- TASK -
Here are some entries; quote each one exactly.

(Stored records)
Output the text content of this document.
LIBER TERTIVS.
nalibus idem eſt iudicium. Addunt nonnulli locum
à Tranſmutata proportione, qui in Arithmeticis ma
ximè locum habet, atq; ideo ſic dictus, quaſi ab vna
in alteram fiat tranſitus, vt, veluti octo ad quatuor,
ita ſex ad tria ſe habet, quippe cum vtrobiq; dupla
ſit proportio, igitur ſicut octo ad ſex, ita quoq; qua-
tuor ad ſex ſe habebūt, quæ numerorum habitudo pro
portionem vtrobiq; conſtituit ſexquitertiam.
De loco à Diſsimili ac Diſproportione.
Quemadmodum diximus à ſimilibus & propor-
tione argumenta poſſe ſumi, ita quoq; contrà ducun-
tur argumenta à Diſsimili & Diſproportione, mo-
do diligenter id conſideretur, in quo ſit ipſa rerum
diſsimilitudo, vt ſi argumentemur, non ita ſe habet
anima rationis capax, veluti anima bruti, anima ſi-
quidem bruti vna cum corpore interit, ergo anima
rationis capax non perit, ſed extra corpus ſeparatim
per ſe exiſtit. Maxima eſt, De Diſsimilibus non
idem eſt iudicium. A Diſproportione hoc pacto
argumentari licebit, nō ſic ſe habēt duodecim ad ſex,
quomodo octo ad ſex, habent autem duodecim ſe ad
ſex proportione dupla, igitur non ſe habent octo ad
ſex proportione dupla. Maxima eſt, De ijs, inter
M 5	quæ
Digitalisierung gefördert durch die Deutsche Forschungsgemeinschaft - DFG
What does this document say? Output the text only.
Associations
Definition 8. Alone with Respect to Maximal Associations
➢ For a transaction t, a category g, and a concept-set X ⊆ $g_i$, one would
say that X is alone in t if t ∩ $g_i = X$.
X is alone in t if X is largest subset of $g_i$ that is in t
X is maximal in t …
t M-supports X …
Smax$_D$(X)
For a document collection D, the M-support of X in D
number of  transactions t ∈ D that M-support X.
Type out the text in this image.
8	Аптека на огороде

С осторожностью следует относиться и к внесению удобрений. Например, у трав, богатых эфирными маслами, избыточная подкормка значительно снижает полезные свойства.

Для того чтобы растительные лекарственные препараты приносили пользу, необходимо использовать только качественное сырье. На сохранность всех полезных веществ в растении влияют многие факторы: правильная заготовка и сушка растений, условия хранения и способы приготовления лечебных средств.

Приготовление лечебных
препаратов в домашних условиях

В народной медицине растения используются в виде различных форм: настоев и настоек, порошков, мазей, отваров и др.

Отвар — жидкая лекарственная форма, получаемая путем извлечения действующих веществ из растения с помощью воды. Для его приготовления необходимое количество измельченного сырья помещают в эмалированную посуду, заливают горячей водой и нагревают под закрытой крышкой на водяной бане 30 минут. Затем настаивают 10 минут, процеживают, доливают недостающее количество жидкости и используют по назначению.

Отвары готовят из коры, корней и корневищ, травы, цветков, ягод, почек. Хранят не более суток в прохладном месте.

- ANSWER FOR THE TASK -
Output the text content of this document.
LIBER TERTIVS.
nalibus idem eſt iudicium. Addunt nonnulli locum
à Tranſmutata proportione, qui in Arithmeticis ma
ximè locum habet, atq; ideo ſic dictus, quaſi ab vna
in alteram fiat tranſitus, vt, veluti octo ad quatuor,
ita ſex ad tria ſe habet, quippe cum vtrobiq; dupla
ſit proportio, igitur ſicut octo ad ſex, ita quoq; qua-
tuor ad ſex ſe habebūt, quæ numerorum habitudo pro
portionem vtrobiq; conſtituit ſexquitertiam.
De loco à Diſsimili ac Diſproportione.
Quemadmodum diximus à ſimilibus & propor-
tione argumenta poſſe ſumi, ita quoq; contrà ducun-
tur argumenta à Diſsimili & Diſproportione, mo-
do diligenter id conſideretur, in quo ſit ipſa rerum
diſsimilitudo, vt ſi argumentemur, non ita ſe habet
anima rationis capax, veluti anima bruti, anima ſi-
quidem bruti vna cum corpore interit, ergo anima
rationis capax non perit, ſed extra corpus ſeparatim
per ſe exiſtit. Maxima eſt, De Diſsimilibus non
idem eſt iudicium. A Diſproportione hoc pacto
argumentari licebit, nō ſic ſe habēt duodecim ad ſex,
quomodo octo ad ſex, habent autem duodecim ſe ad
ſex proportione dupla, igitur non ſe habent octo ad
ſex proportione dupla. Maxima eſt, De ijs, inter
M 5	quæ
Digitalisierung gefördert durch die Deutsche Forschungsgemeinschaft - DFG
What does this document say? Output the text only.
Associations
Definition 8. Alone with Respect to Maximal Associations
➢ For a transaction t, a category g, and a concept-set X ⊆ $g_i$, one would
say that X is alone in t if t ∩ $g_i = X$.
X is alone in t if X is largest subset of $g_i$ that is in t
X is maximal in t …
t M-supports X …
Smax$_D$(X)
For a document collection D, the M-support of X in D
number of  transactions t ∈ D that M-support X.
Type out the text in this image.
8	Аптека на огороде

С осторожностью следует относиться и к внесению удобрений. Например, у трав, богатых эфирными маслами, избыточная подкормка значительно снижает полезные свойства.

Для того чтобы растительные лекарственные препараты приносили пользу, необходимо использовать только качественное сырье. На сохранность всех полезных веществ в растении влияют многие факторы: правильная заготовка и сушка растений, условия хранения и способы приготовления лечебных средств.

Приготовление лечебных
препаратов в домашних условиях

В народной медицине растения используются в виде различных форм: настоев и настоек, порошков, мазей, отваров и др.

Отвар — жидкая лекарственная форма, получаемая путем извлечения действующих веществ из растения с помощью воды. Для его приготовления необходимое количество измельченного сырья помещают в эмалированную посуду, заливают горячей водой и нагревают под закрытой крышкой на водяной бане 30 минут. Затем настаивают 10 минут, процеживают, доливают недостающее количество жидкости и используют по назначению.

Отвары готовят из коры, корней и корневищ, травы, цветков, ягод, почек. Хранят не более суток в прохладном месте.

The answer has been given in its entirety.